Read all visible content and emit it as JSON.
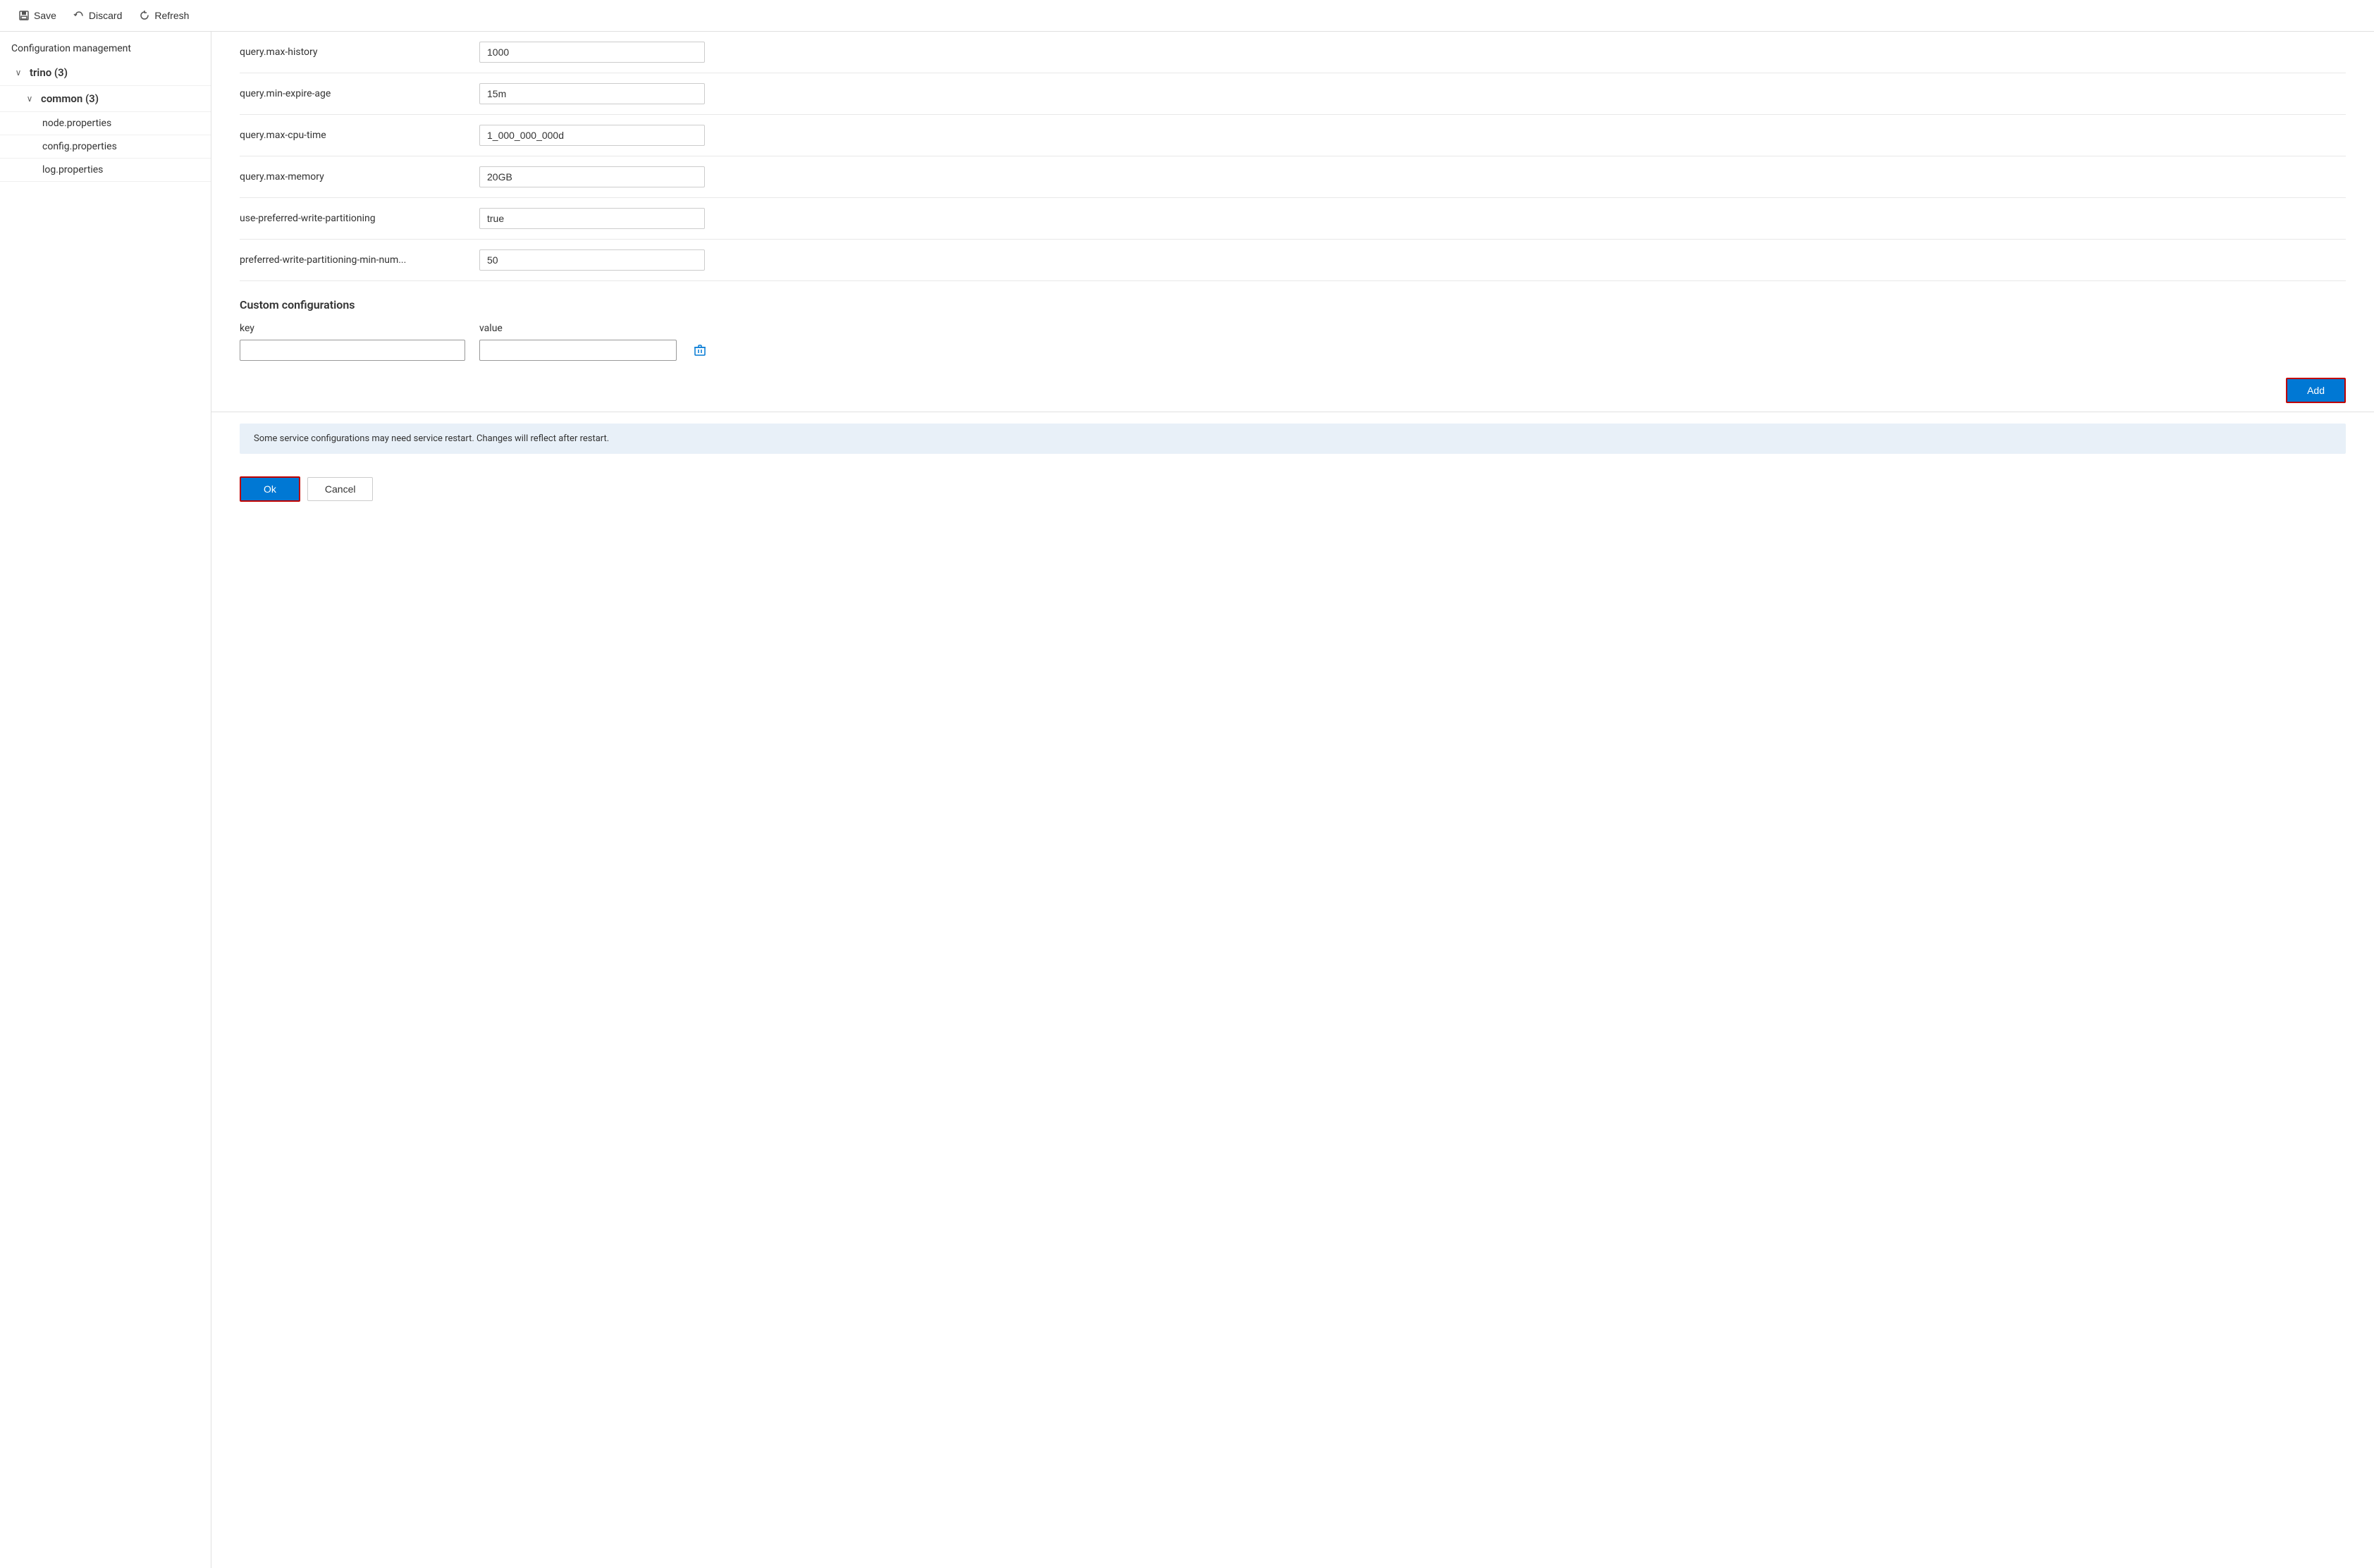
{
  "toolbar": {
    "save_label": "Save",
    "discard_label": "Discard",
    "refresh_label": "Refresh"
  },
  "sidebar": {
    "header": "Configuration management",
    "tree": [
      {
        "label": "trino (3)",
        "chevron": "∨",
        "expanded": true,
        "children": [
          {
            "label": "common (3)",
            "chevron": "∨",
            "expanded": true,
            "children": [
              {
                "label": "node.properties"
              },
              {
                "label": "config.properties"
              },
              {
                "label": "log.properties"
              }
            ]
          }
        ]
      }
    ]
  },
  "configs": [
    {
      "key": "query.max-history",
      "value": "1000"
    },
    {
      "key": "query.min-expire-age",
      "value": "15m"
    },
    {
      "key": "query.max-cpu-time",
      "value": "1_000_000_000d"
    },
    {
      "key": "query.max-memory",
      "value": "20GB"
    },
    {
      "key": "use-preferred-write-partitioning",
      "value": "true"
    },
    {
      "key": "preferred-write-partitioning-min-num...",
      "value": "50"
    }
  ],
  "custom_config": {
    "title": "Custom configurations",
    "key_header": "key",
    "value_header": "value",
    "key_placeholder": "",
    "value_placeholder": "",
    "add_label": "Add"
  },
  "info_banner": {
    "text": "Some service configurations may need service restart. Changes will reflect after restart."
  },
  "footer": {
    "ok_label": "Ok",
    "cancel_label": "Cancel"
  }
}
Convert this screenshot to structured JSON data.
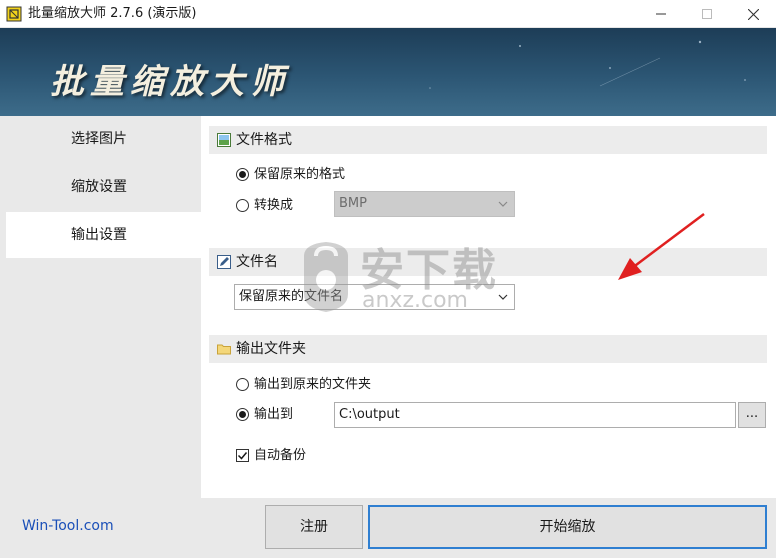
══════════
Gather all lines with the string "configurations" from the data.

    "title": "Custom configurations",
    "text": "Some service configurations may need service restart. Changes will reflect after restart."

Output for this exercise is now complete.